— START Records to process —

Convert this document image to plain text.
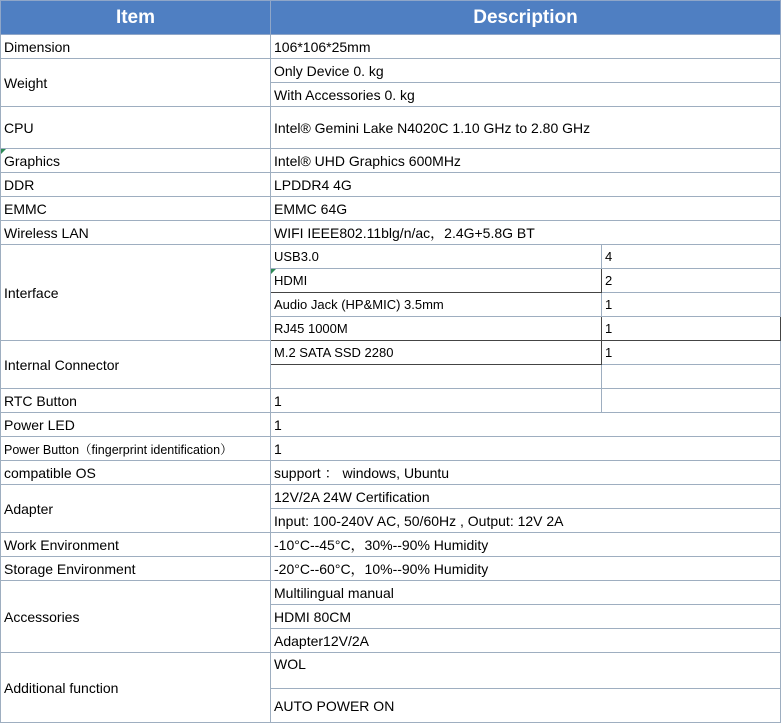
Item	Description	
Dimension	106*106*25mm	
Weight	Only Device 0. kg	
	With Accessories 0. kg	
CPU	Intel® Gemini Lake N4020C 1.10 GHz to 2.80 GHz	
Graphics	Intel® UHD Graphics 600MHz	
DDR	LPDDR4 4G	
EMMC	EMMC 64G	
Wireless LAN	WIFI IEEE802.11blg/n/ac，2.4G+5.8G BT	
Interface	USB3.0	4
	HDMI	2
	Audio Jack (HP&MIC) 3.5mm	1
	RJ45 1000M	1
Internal Connector	M.2 SATA SSD 2280	1

RTC Button	1	
Power LED	1	
Power Button（fingerprint identification）	1	
compatible OS	support ： windows, Ubuntu	
Adapter	12V/2A 24W Certification	
	Input: 100-240V AC, 50/60Hz , Output: 12V 2A	
Work Environment	-10°C--45°C，30%--90% Humidity	
Storage Environment	-20°C--60°C，10%--90% Humidity	
Accessories	Multilingual manual	
	HDMI 80CM	
	Adapter12V/2A	
Additional function	WOL	
	AUTO POWER ON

— END Records to process —

## Set task
Read the data above and pull out each line that holds the string "Button".

## Correct answer
RTC Button	1	
Power Button（fingerprint identification）	1	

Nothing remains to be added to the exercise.